Reproduce all the material exactly, minus any pictures it holds.

→ Given data:
-- Begin --
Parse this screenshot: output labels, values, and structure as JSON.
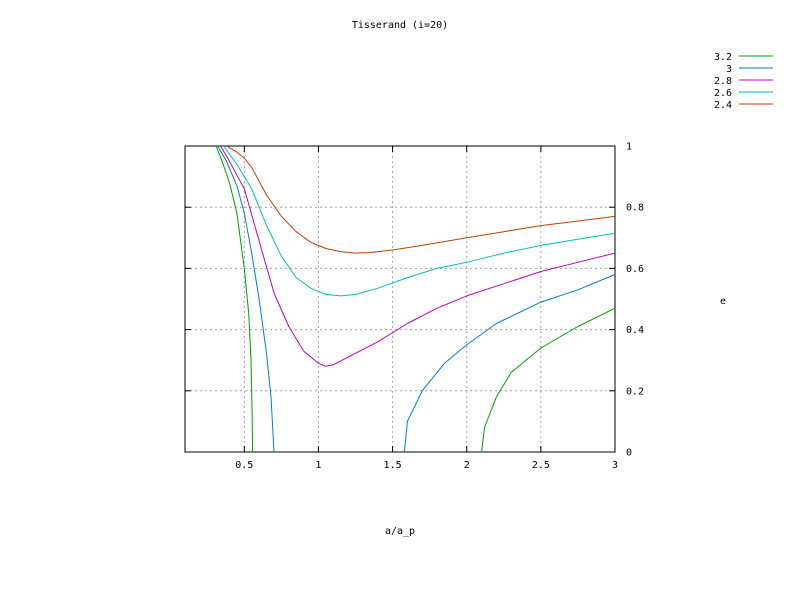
{
  "chart_data": {
    "type": "line",
    "title": "Tisserand (i=20)",
    "xlabel": "a/a_p",
    "ylabel": "e",
    "xlim": [
      0.1,
      3
    ],
    "ylim": [
      0,
      1
    ],
    "x_ticks": [
      0.5,
      1,
      1.5,
      2,
      2.5,
      3
    ],
    "x_tick_labels": [
      "0.5",
      "1",
      "1.5",
      "2",
      "2.5",
      "3"
    ],
    "y_ticks": [
      0,
      0.2,
      0.4,
      0.6,
      0.8,
      1
    ],
    "y_tick_labels": [
      "0",
      "0.2",
      "0.4",
      "0.6",
      "0.8",
      "1"
    ],
    "y_axis_side": "right",
    "grid": true,
    "legend_position": "top-right",
    "series": [
      {
        "name": "3.2",
        "color": "#00a000",
        "segments": [
          [
            [
              0.31,
              1.0
            ],
            [
              0.35,
              0.95
            ],
            [
              0.4,
              0.88
            ],
            [
              0.45,
              0.78
            ],
            [
              0.5,
              0.6
            ],
            [
              0.53,
              0.45
            ],
            [
              0.545,
              0.3
            ],
            [
              0.552,
              0.15
            ],
            [
              0.556,
              0.0
            ]
          ],
          [
            [
              2.1,
              0.0
            ],
            [
              2.12,
              0.08
            ],
            [
              2.2,
              0.18
            ],
            [
              2.3,
              0.26
            ],
            [
              2.5,
              0.34
            ],
            [
              2.75,
              0.41
            ],
            [
              3.0,
              0.47
            ]
          ]
        ]
      },
      {
        "name": "3",
        "color": "#0080c0",
        "segments": [
          [
            [
              0.32,
              1.0
            ],
            [
              0.38,
              0.95
            ],
            [
              0.45,
              0.87
            ],
            [
              0.5,
              0.78
            ],
            [
              0.55,
              0.65
            ],
            [
              0.6,
              0.5
            ],
            [
              0.65,
              0.32
            ],
            [
              0.68,
              0.18
            ],
            [
              0.7,
              0.0
            ]
          ],
          [
            [
              1.58,
              0.0
            ],
            [
              1.6,
              0.1
            ],
            [
              1.7,
              0.2
            ],
            [
              1.85,
              0.29
            ],
            [
              2.0,
              0.35
            ],
            [
              2.2,
              0.42
            ],
            [
              2.5,
              0.49
            ],
            [
              2.75,
              0.53
            ],
            [
              3.0,
              0.58
            ]
          ]
        ]
      },
      {
        "name": "2.8",
        "color": "#c000c0",
        "segments": [
          [
            [
              0.34,
              1.0
            ],
            [
              0.4,
              0.95
            ],
            [
              0.5,
              0.86
            ],
            [
              0.6,
              0.69
            ],
            [
              0.7,
              0.52
            ],
            [
              0.8,
              0.41
            ],
            [
              0.9,
              0.33
            ],
            [
              1.0,
              0.29
            ],
            [
              1.05,
              0.28
            ],
            [
              1.1,
              0.285
            ],
            [
              1.2,
              0.31
            ],
            [
              1.4,
              0.36
            ],
            [
              1.6,
              0.42
            ],
            [
              1.8,
              0.47
            ],
            [
              2.0,
              0.51
            ],
            [
              2.25,
              0.55
            ],
            [
              2.5,
              0.59
            ],
            [
              2.75,
              0.62
            ],
            [
              3.0,
              0.65
            ]
          ]
        ]
      },
      {
        "name": "2.6",
        "color": "#00c0c0",
        "segments": [
          [
            [
              0.36,
              1.0
            ],
            [
              0.45,
              0.94
            ],
            [
              0.55,
              0.86
            ],
            [
              0.65,
              0.74
            ],
            [
              0.75,
              0.64
            ],
            [
              0.85,
              0.57
            ],
            [
              0.95,
              0.535
            ],
            [
              1.05,
              0.515
            ],
            [
              1.15,
              0.51
            ],
            [
              1.25,
              0.515
            ],
            [
              1.4,
              0.535
            ],
            [
              1.6,
              0.57
            ],
            [
              1.8,
              0.6
            ],
            [
              2.0,
              0.62
            ],
            [
              2.25,
              0.65
            ],
            [
              2.5,
              0.675
            ],
            [
              2.75,
              0.695
            ],
            [
              3.0,
              0.715
            ]
          ]
        ]
      },
      {
        "name": "2.4",
        "color": "#c04000",
        "segments": [
          [
            [
              0.38,
              1.0
            ],
            [
              0.45,
              0.98
            ],
            [
              0.5,
              0.96
            ],
            [
              0.55,
              0.93
            ],
            [
              0.65,
              0.84
            ],
            [
              0.75,
              0.77
            ],
            [
              0.85,
              0.72
            ],
            [
              0.95,
              0.685
            ],
            [
              1.05,
              0.665
            ],
            [
              1.15,
              0.655
            ],
            [
              1.25,
              0.65
            ],
            [
              1.35,
              0.652
            ],
            [
              1.5,
              0.66
            ],
            [
              1.7,
              0.675
            ],
            [
              2.0,
              0.7
            ],
            [
              2.25,
              0.72
            ],
            [
              2.5,
              0.74
            ],
            [
              2.75,
              0.755
            ],
            [
              3.0,
              0.77
            ]
          ]
        ]
      }
    ]
  }
}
-- End --
→ Expected answer:
Parse this screenshot: output labels, values, and structure as JSON.
{
  "chart_data": {
    "type": "line",
    "title": "Tisserand (i=20)",
    "xlabel": "a/a_p",
    "ylabel": "e",
    "xlim": [
      0.1,
      3
    ],
    "ylim": [
      0,
      1
    ],
    "x_ticks": [
      0.5,
      1,
      1.5,
      2,
      2.5,
      3
    ],
    "x_tick_labels": [
      "0.5",
      "1",
      "1.5",
      "2",
      "2.5",
      "3"
    ],
    "y_ticks": [
      0,
      0.2,
      0.4,
      0.6,
      0.8,
      1
    ],
    "y_tick_labels": [
      "0",
      "0.2",
      "0.4",
      "0.6",
      "0.8",
      "1"
    ],
    "y_axis_side": "right",
    "grid": true,
    "legend_position": "top-right",
    "series": [
      {
        "name": "3.2",
        "color": "#00a000",
        "segments": [
          [
            [
              0.31,
              1.0
            ],
            [
              0.35,
              0.95
            ],
            [
              0.4,
              0.88
            ],
            [
              0.45,
              0.78
            ],
            [
              0.5,
              0.6
            ],
            [
              0.53,
              0.45
            ],
            [
              0.545,
              0.3
            ],
            [
              0.552,
              0.15
            ],
            [
              0.556,
              0.0
            ]
          ],
          [
            [
              2.1,
              0.0
            ],
            [
              2.12,
              0.08
            ],
            [
              2.2,
              0.18
            ],
            [
              2.3,
              0.26
            ],
            [
              2.5,
              0.34
            ],
            [
              2.75,
              0.41
            ],
            [
              3.0,
              0.47
            ]
          ]
        ]
      },
      {
        "name": "3",
        "color": "#0080c0",
        "segments": [
          [
            [
              0.32,
              1.0
            ],
            [
              0.38,
              0.95
            ],
            [
              0.45,
              0.87
            ],
            [
              0.5,
              0.78
            ],
            [
              0.55,
              0.65
            ],
            [
              0.6,
              0.5
            ],
            [
              0.65,
              0.32
            ],
            [
              0.68,
              0.18
            ],
            [
              0.7,
              0.0
            ]
          ],
          [
            [
              1.58,
              0.0
            ],
            [
              1.6,
              0.1
            ],
            [
              1.7,
              0.2
            ],
            [
              1.85,
              0.29
            ],
            [
              2.0,
              0.35
            ],
            [
              2.2,
              0.42
            ],
            [
              2.5,
              0.49
            ],
            [
              2.75,
              0.53
            ],
            [
              3.0,
              0.58
            ]
          ]
        ]
      },
      {
        "name": "2.8",
        "color": "#c000c0",
        "segments": [
          [
            [
              0.34,
              1.0
            ],
            [
              0.4,
              0.95
            ],
            [
              0.5,
              0.86
            ],
            [
              0.6,
              0.69
            ],
            [
              0.7,
              0.52
            ],
            [
              0.8,
              0.41
            ],
            [
              0.9,
              0.33
            ],
            [
              1.0,
              0.29
            ],
            [
              1.05,
              0.28
            ],
            [
              1.1,
              0.285
            ],
            [
              1.2,
              0.31
            ],
            [
              1.4,
              0.36
            ],
            [
              1.6,
              0.42
            ],
            [
              1.8,
              0.47
            ],
            [
              2.0,
              0.51
            ],
            [
              2.25,
              0.55
            ],
            [
              2.5,
              0.59
            ],
            [
              2.75,
              0.62
            ],
            [
              3.0,
              0.65
            ]
          ]
        ]
      },
      {
        "name": "2.6",
        "color": "#00c0c0",
        "segments": [
          [
            [
              0.36,
              1.0
            ],
            [
              0.45,
              0.94
            ],
            [
              0.55,
              0.86
            ],
            [
              0.65,
              0.74
            ],
            [
              0.75,
              0.64
            ],
            [
              0.85,
              0.57
            ],
            [
              0.95,
              0.535
            ],
            [
              1.05,
              0.515
            ],
            [
              1.15,
              0.51
            ],
            [
              1.25,
              0.515
            ],
            [
              1.4,
              0.535
            ],
            [
              1.6,
              0.57
            ],
            [
              1.8,
              0.6
            ],
            [
              2.0,
              0.62
            ],
            [
              2.25,
              0.65
            ],
            [
              2.5,
              0.675
            ],
            [
              2.75,
              0.695
            ],
            [
              3.0,
              0.715
            ]
          ]
        ]
      },
      {
        "name": "2.4",
        "color": "#c04000",
        "segments": [
          [
            [
              0.38,
              1.0
            ],
            [
              0.45,
              0.98
            ],
            [
              0.5,
              0.96
            ],
            [
              0.55,
              0.93
            ],
            [
              0.65,
              0.84
            ],
            [
              0.75,
              0.77
            ],
            [
              0.85,
              0.72
            ],
            [
              0.95,
              0.685
            ],
            [
              1.05,
              0.665
            ],
            [
              1.15,
              0.655
            ],
            [
              1.25,
              0.65
            ],
            [
              1.35,
              0.652
            ],
            [
              1.5,
              0.66
            ],
            [
              1.7,
              0.675
            ],
            [
              2.0,
              0.7
            ],
            [
              2.25,
              0.72
            ],
            [
              2.5,
              0.74
            ],
            [
              2.75,
              0.755
            ],
            [
              3.0,
              0.77
            ]
          ]
        ]
      }
    ]
  }
}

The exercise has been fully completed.